Task to carry out: Count every line that includes the string "哲理散文" in the entries that follow. Nothing besides the number is needed.

── Source material

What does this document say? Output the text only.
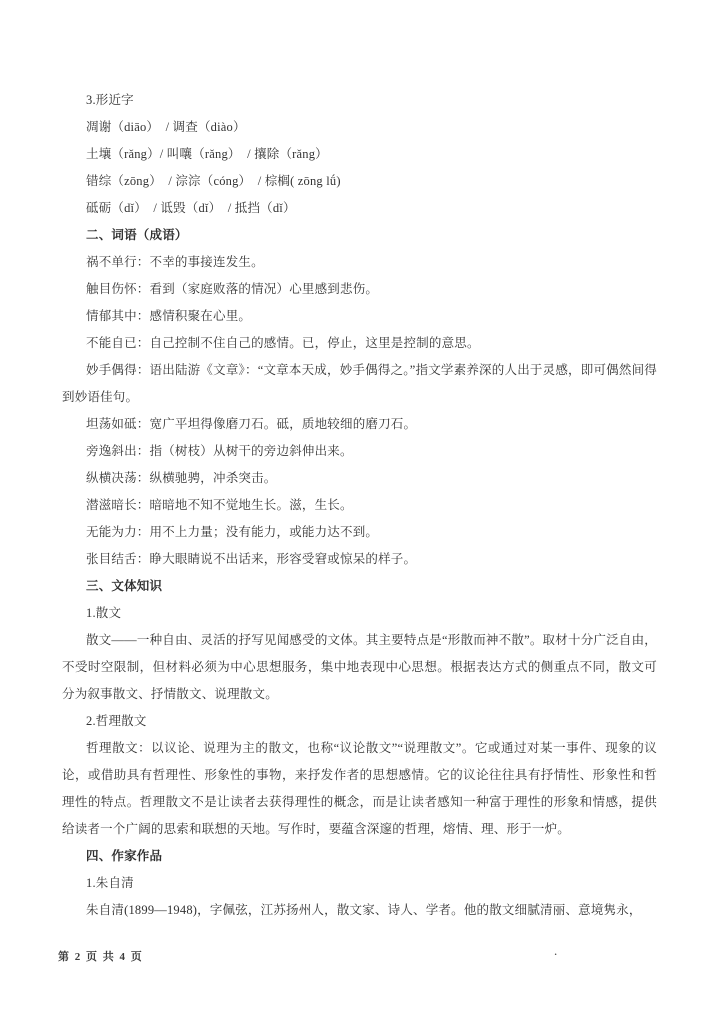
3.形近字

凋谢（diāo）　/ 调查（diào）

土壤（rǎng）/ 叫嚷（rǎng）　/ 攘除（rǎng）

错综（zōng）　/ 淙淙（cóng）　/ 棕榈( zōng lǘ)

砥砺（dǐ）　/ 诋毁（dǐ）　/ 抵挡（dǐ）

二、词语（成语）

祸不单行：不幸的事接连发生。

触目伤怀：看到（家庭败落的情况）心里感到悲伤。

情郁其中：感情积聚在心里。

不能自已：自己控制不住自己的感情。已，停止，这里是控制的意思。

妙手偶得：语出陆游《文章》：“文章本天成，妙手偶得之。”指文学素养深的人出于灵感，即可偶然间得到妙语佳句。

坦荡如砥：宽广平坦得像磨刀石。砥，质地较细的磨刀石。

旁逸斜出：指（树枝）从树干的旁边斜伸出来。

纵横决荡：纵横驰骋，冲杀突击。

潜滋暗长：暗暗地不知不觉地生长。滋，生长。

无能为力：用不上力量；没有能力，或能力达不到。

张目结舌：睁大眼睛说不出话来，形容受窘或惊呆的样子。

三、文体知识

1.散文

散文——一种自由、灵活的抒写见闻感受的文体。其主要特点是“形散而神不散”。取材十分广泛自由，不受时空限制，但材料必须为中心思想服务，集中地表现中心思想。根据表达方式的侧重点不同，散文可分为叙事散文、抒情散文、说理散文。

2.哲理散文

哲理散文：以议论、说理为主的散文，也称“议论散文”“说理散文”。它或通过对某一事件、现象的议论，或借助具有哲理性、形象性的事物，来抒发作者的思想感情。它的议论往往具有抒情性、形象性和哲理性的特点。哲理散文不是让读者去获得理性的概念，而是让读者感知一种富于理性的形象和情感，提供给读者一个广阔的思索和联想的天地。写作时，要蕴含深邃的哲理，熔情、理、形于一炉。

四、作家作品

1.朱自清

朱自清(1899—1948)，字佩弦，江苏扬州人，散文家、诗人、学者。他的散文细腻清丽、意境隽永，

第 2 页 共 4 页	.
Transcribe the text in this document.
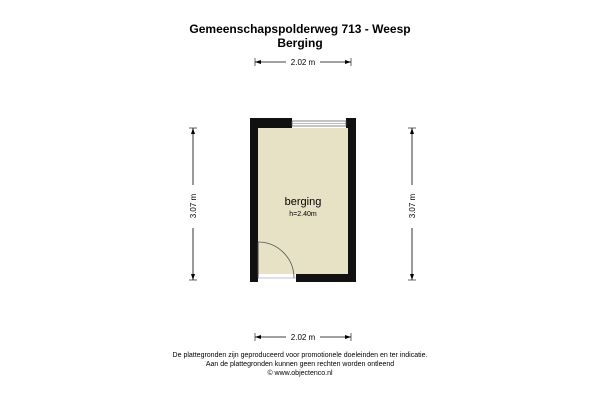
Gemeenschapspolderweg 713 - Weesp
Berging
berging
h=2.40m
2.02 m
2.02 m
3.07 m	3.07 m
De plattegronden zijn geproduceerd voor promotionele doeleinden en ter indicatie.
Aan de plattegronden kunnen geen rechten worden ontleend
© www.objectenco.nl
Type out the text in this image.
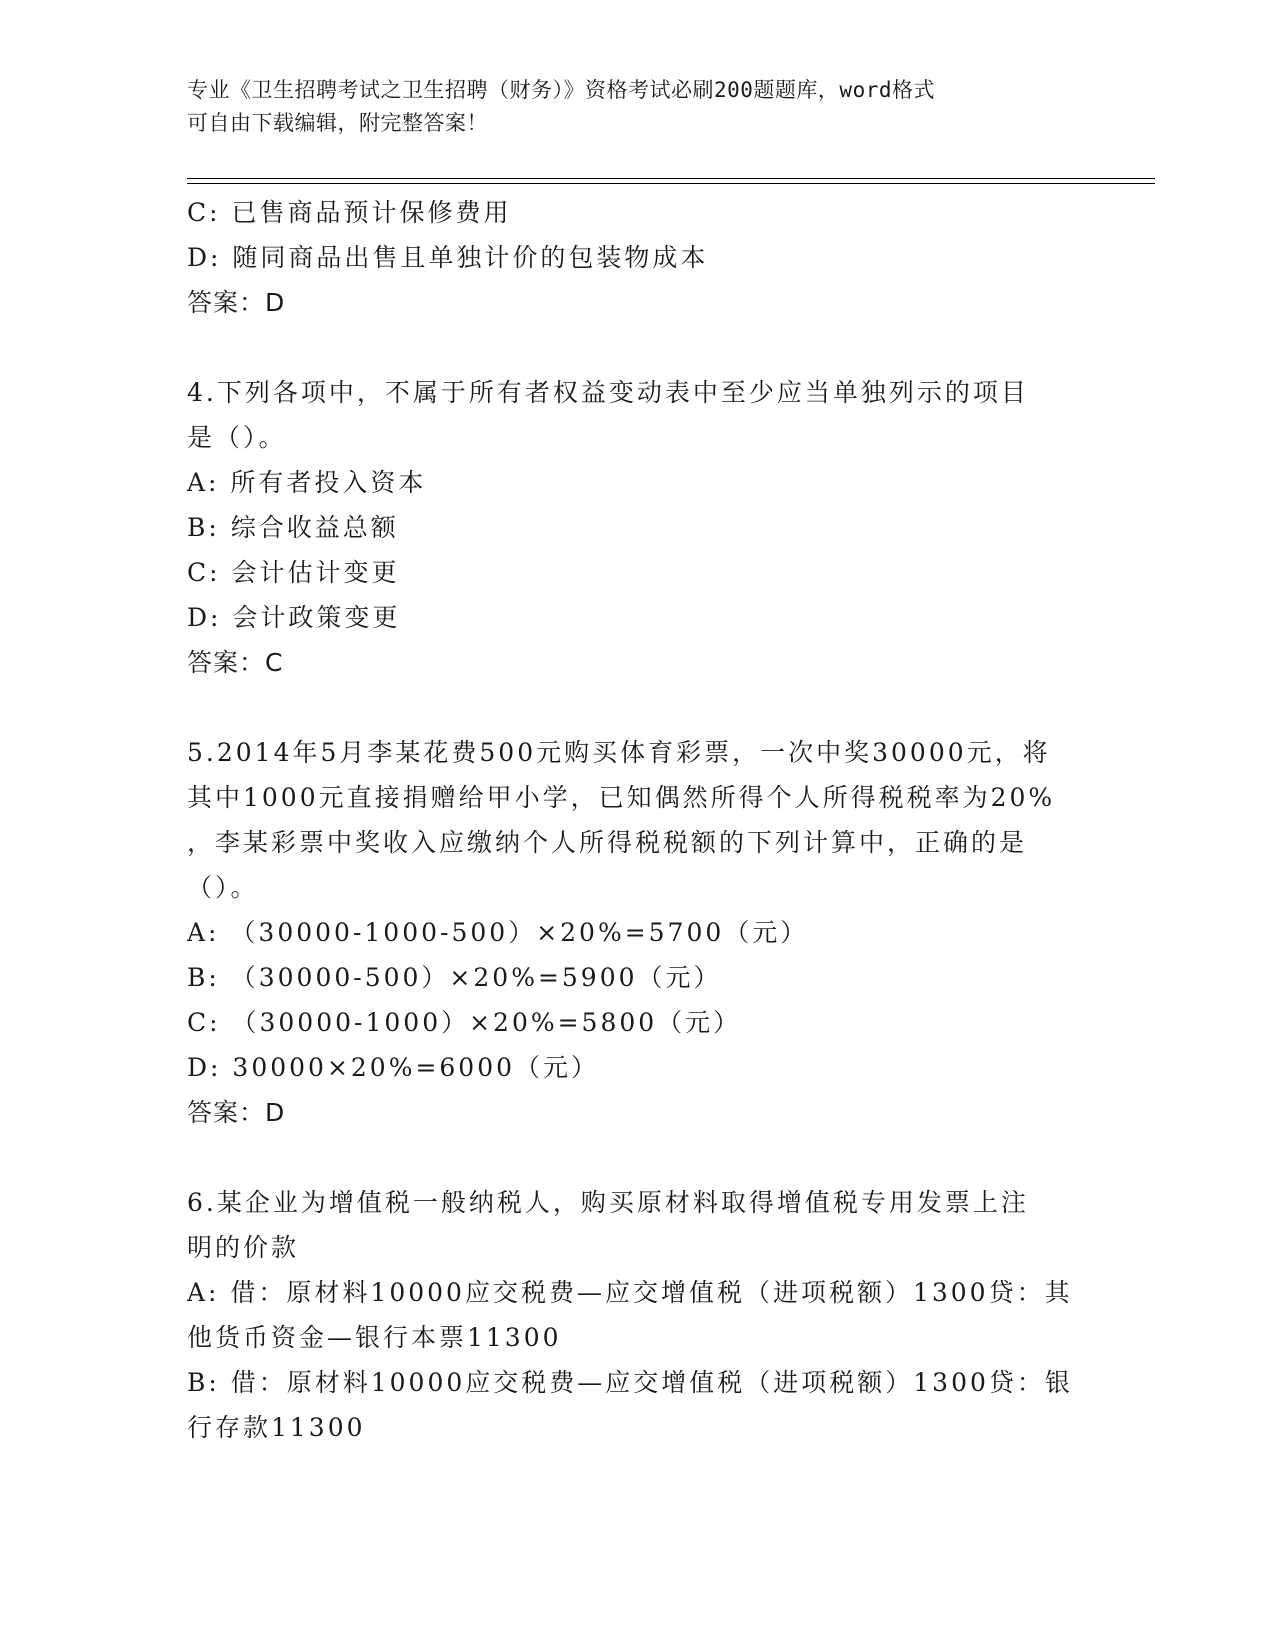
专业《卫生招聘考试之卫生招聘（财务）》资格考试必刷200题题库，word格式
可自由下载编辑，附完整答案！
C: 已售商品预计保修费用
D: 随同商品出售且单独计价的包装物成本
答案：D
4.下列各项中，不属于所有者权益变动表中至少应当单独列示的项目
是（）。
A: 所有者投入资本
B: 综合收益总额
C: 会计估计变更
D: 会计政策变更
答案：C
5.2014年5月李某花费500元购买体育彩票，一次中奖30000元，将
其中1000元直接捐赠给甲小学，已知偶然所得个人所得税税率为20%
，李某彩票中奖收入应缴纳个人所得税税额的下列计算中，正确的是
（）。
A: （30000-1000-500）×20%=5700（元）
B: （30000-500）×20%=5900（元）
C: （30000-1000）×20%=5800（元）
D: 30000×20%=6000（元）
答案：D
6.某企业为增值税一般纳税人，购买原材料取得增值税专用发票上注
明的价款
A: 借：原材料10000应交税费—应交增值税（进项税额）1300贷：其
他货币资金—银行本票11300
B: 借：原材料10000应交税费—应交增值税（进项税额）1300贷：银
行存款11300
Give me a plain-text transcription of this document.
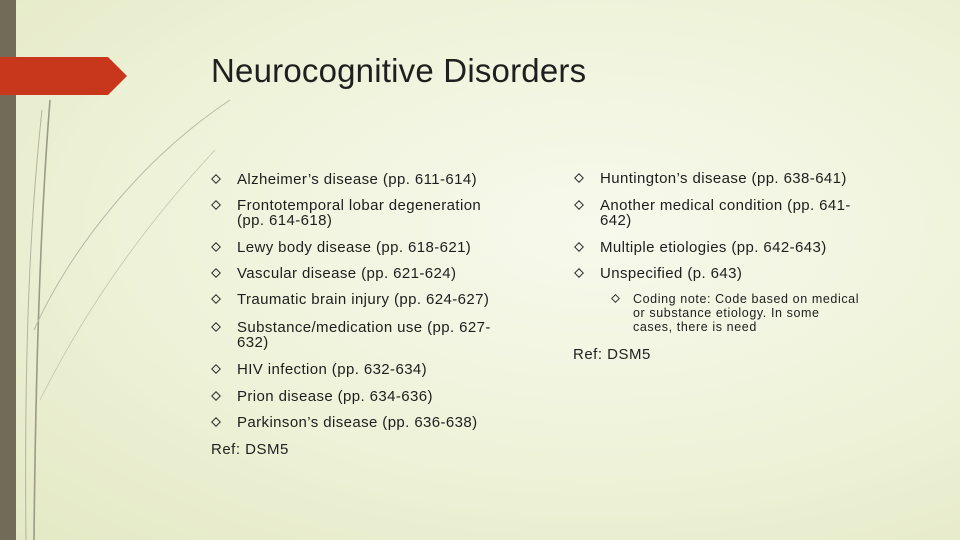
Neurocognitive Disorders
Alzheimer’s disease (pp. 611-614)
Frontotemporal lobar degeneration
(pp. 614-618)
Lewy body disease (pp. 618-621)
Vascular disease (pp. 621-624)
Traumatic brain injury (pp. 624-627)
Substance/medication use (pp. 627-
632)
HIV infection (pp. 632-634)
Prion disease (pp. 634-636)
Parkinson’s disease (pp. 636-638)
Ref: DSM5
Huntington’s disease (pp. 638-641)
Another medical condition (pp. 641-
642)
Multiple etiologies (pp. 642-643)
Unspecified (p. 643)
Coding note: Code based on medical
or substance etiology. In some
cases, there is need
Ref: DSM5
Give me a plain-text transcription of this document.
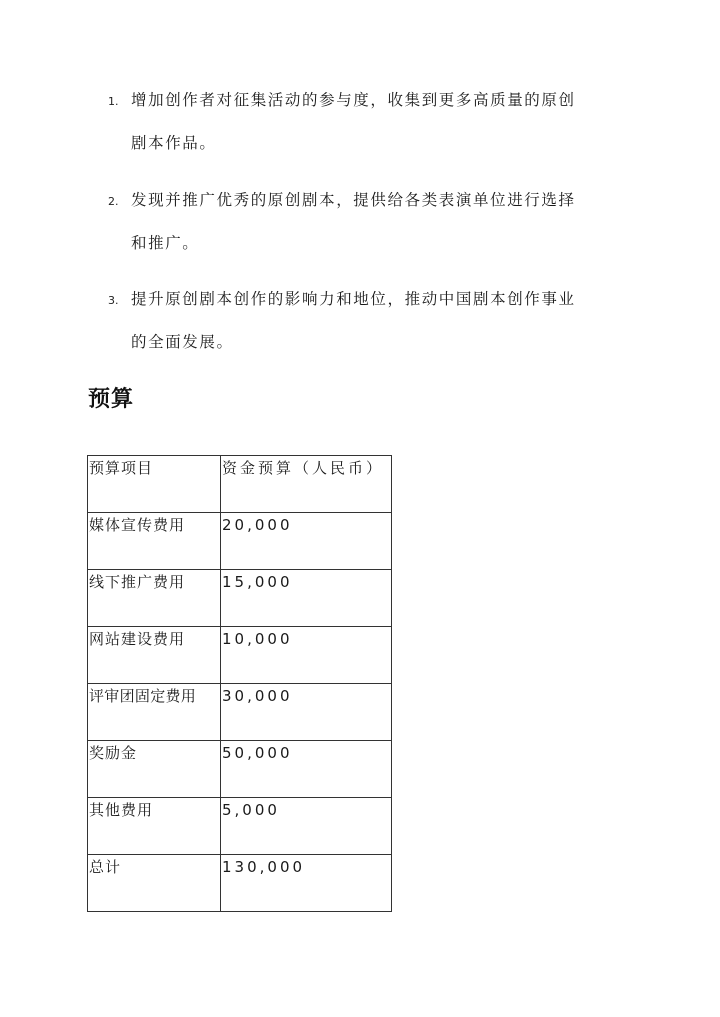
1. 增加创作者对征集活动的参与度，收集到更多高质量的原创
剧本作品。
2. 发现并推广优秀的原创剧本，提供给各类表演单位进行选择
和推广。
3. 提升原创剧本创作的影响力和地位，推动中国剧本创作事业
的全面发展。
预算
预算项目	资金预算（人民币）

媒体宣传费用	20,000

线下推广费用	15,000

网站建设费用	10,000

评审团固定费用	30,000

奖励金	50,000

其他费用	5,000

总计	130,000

────

Complete output: 2